WORK REQUIRED ->
In the copy, include every entry exactly but none of the images.

DATA TO PROCESS ->
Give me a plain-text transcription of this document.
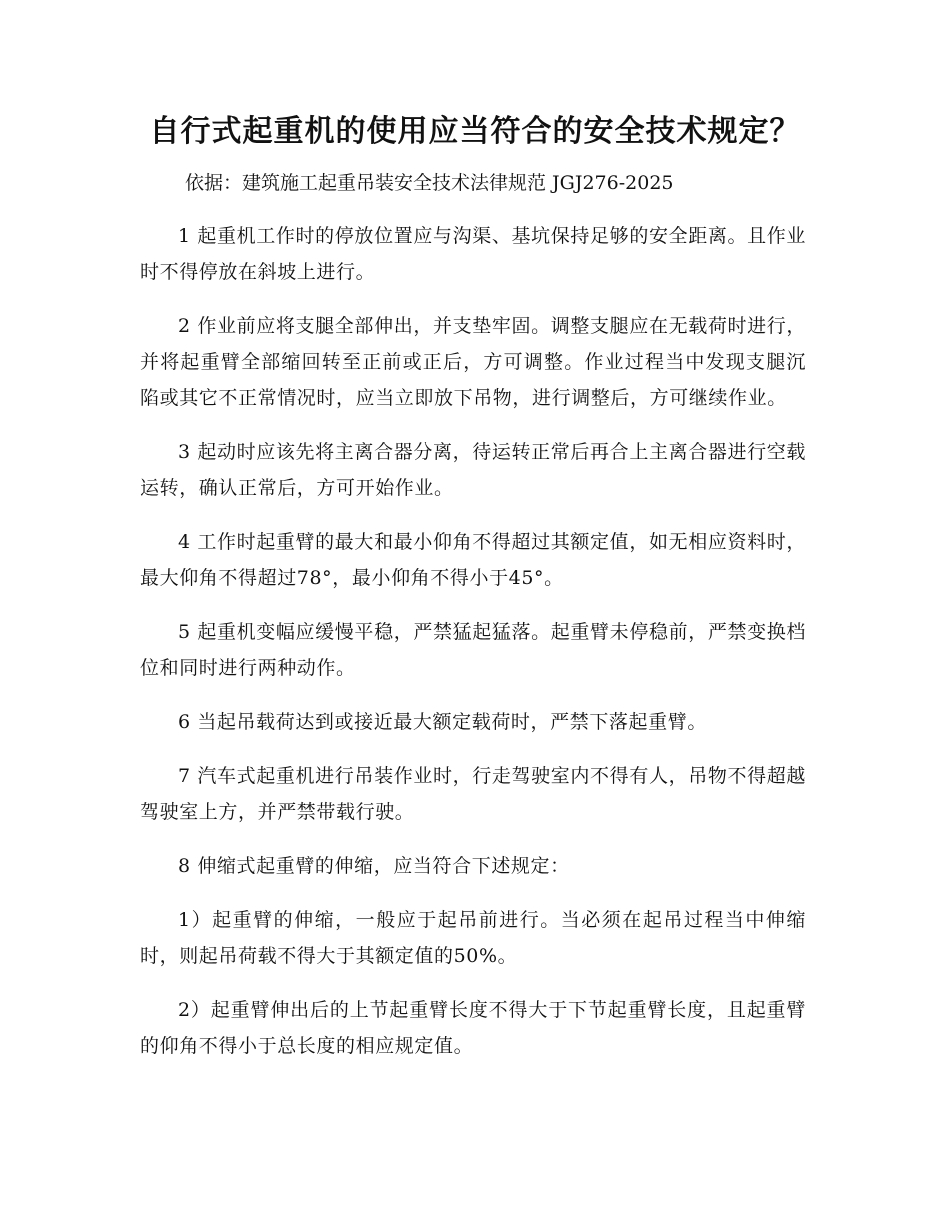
自行式起重机的使用应当符合的安全技术规定？

依据：建筑施工起重吊装安全技术法律规范 JGJ276-2025

1 起重机工作时的停放位置应与沟渠、基坑保持足够的安全距离。且作业时不得停放在斜坡上进行。

2 作业前应将支腿全部伸出，并支垫牢固。调整支腿应在无载荷时进行，并将起重臂全部缩回转至正前或正后，方可调整。作业过程当中发现支腿沉陷或其它不正常情况时，应当立即放下吊物，进行调整后，方可继续作业。

3 起动时应该先将主离合器分离，待运转正常后再合上主离合器进行空载运转，确认正常后，方可开始作业。

4 工作时起重臂的最大和最小仰角不得超过其额定值，如无相应资料时，最大仰角不得超过78°，最小仰角不得小于45°。

5 起重机变幅应缓慢平稳，严禁猛起猛落。起重臂未停稳前，严禁变换档位和同时进行两种动作。

6 当起吊载荷达到或接近最大额定载荷时，严禁下落起重臂。

7 汽车式起重机进行吊装作业时，行走驾驶室内不得有人，吊物不得超越驾驶室上方，并严禁带载行驶。

8 伸缩式起重臂的伸缩，应当符合下述规定：

1）起重臂的伸缩，一般应于起吊前进行。当必须在起吊过程当中伸缩时，则起吊荷载不得大于其额定值的50%。

2）起重臂伸出后的上节起重臂长度不得大于下节起重臂长度，且起重臂的仰角不得小于总长度的相应规定值。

TASK RESPONSE ->
Give me a plain-text transcription of this document.
自行式起重机的使用应当符合的安全技术规定？

依据：建筑施工起重吊装安全技术法律规范 JGJ276-2025

1 起重机工作时的停放位置应与沟渠、基坑保持足够的安全距离。且作业时不得停放在斜坡上进行。

2 作业前应将支腿全部伸出，并支垫牢固。调整支腿应在无载荷时进行，并将起重臂全部缩回转至正前或正后，方可调整。作业过程当中发现支腿沉陷或其它不正常情况时，应当立即放下吊物，进行调整后，方可继续作业。

3 起动时应该先将主离合器分离，待运转正常后再合上主离合器进行空载运转，确认正常后，方可开始作业。

4 工作时起重臂的最大和最小仰角不得超过其额定值，如无相应资料时，最大仰角不得超过78°，最小仰角不得小于45°。

5 起重机变幅应缓慢平稳，严禁猛起猛落。起重臂未停稳前，严禁变换档位和同时进行两种动作。

6 当起吊载荷达到或接近最大额定载荷时，严禁下落起重臂。

7 汽车式起重机进行吊装作业时，行走驾驶室内不得有人，吊物不得超越驾驶室上方，并严禁带载行驶。

8 伸缩式起重臂的伸缩，应当符合下述规定：

1）起重臂的伸缩，一般应于起吊前进行。当必须在起吊过程当中伸缩时，则起吊荷载不得大于其额定值的50%。

2）起重臂伸出后的上节起重臂长度不得大于下节起重臂长度，且起重臂的仰角不得小于总长度的相应规定值。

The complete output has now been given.